# Start of INFORMATION GIVEN

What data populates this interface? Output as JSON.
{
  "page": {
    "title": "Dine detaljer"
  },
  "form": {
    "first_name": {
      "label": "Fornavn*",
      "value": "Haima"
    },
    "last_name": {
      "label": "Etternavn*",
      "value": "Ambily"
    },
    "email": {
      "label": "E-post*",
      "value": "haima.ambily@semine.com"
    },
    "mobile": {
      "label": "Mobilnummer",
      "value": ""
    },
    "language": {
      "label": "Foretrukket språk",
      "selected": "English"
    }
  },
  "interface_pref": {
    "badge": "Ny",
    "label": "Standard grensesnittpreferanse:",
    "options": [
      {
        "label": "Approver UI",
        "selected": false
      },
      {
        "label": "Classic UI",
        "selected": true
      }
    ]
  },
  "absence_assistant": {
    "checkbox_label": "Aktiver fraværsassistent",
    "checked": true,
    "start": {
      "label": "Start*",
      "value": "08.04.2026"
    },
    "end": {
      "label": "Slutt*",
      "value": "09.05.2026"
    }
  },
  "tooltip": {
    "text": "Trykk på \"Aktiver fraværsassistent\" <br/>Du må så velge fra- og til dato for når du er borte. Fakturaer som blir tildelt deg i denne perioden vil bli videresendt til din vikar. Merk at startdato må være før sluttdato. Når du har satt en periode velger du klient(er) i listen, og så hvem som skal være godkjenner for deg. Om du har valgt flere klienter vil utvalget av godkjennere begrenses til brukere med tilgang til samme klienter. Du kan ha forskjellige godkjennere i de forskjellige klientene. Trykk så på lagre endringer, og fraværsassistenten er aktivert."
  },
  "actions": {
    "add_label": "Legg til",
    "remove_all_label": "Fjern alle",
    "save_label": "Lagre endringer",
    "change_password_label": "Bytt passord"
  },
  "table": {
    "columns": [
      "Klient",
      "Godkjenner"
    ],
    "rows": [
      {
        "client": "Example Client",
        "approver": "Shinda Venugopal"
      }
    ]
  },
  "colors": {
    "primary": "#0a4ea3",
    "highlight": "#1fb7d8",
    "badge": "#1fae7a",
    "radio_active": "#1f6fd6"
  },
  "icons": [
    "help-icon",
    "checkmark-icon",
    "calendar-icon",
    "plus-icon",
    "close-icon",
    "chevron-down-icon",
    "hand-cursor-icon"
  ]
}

# End of INFORMATION GIVEN

WHAT THE TASK ASKS » Go through the material line by line. Show each line that contains the string "value".

THE RESPONSE »
      "value": "Haima"
      "value": "Ambily"
      "value": "haima.ambily@semine.com"
      "value": ""
      "value": "08.04.2026"
      "value": "09.05.2026"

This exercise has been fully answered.